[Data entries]

>> Begin

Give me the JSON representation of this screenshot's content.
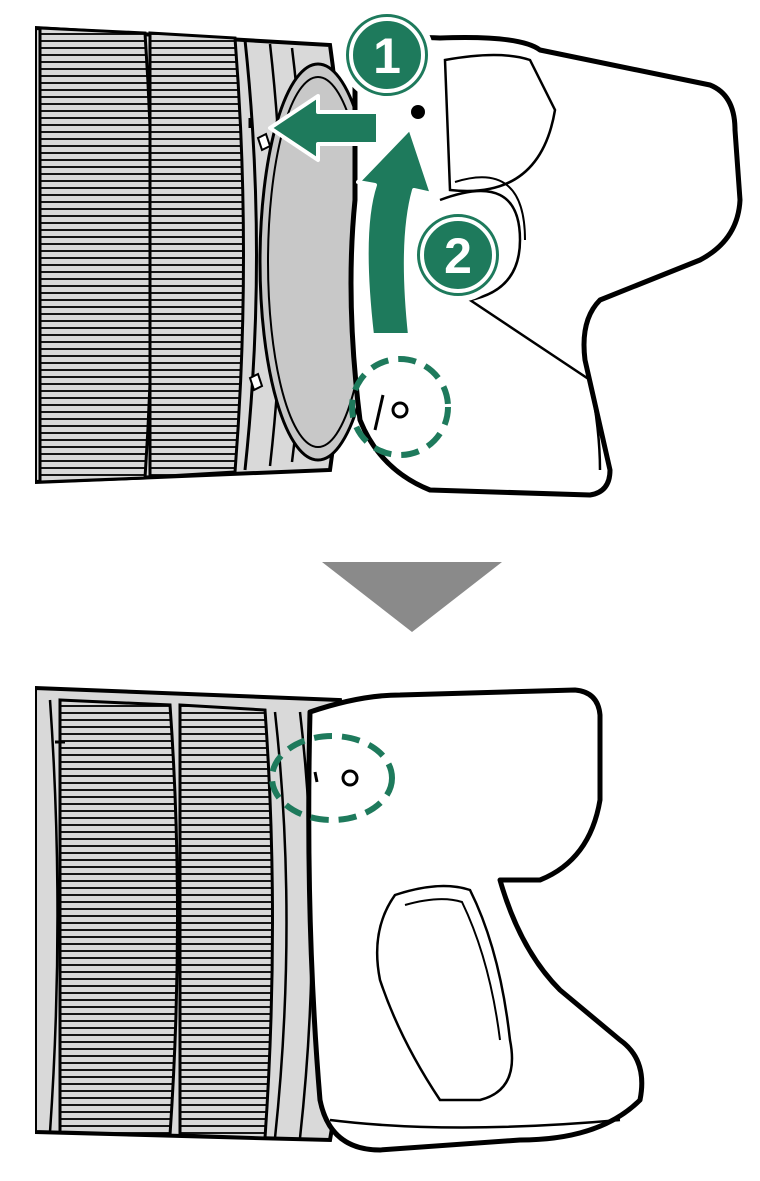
{
  "steps": [
    {
      "number": "1"
    },
    {
      "number": "2"
    }
  ],
  "colors": {
    "accent": "#1e7a5c",
    "indicator": "#8a8a8a",
    "lens_light": "#d9d9d9",
    "lens_mid": "#bdbdbd",
    "outline": "#000000",
    "background": "#ffffff"
  },
  "icons": {
    "arrow_left": "arrow-left-icon",
    "arrow_curved_up": "arrow-curved-up-icon",
    "arrow_down": "triangle-down-icon",
    "alignment_circle": "dashed-circle-icon"
  }
}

>> End

__Challenge__. Output an exact copy of the material, with the pictures removed.

__Answer to the exercise__.
Give me the JSON representation of this screenshot's content.
{
  "steps": [
    {
      "number": "1"
    },
    {
      "number": "2"
    }
  ],
  "colors": {
    "accent": "#1e7a5c",
    "indicator": "#8a8a8a",
    "lens_light": "#d9d9d9",
    "lens_mid": "#bdbdbd",
    "outline": "#000000",
    "background": "#ffffff"
  },
  "icons": {
    "arrow_left": "arrow-left-icon",
    "arrow_curved_up": "arrow-curved-up-icon",
    "arrow_down": "triangle-down-icon",
    "alignment_circle": "dashed-circle-icon"
  }
}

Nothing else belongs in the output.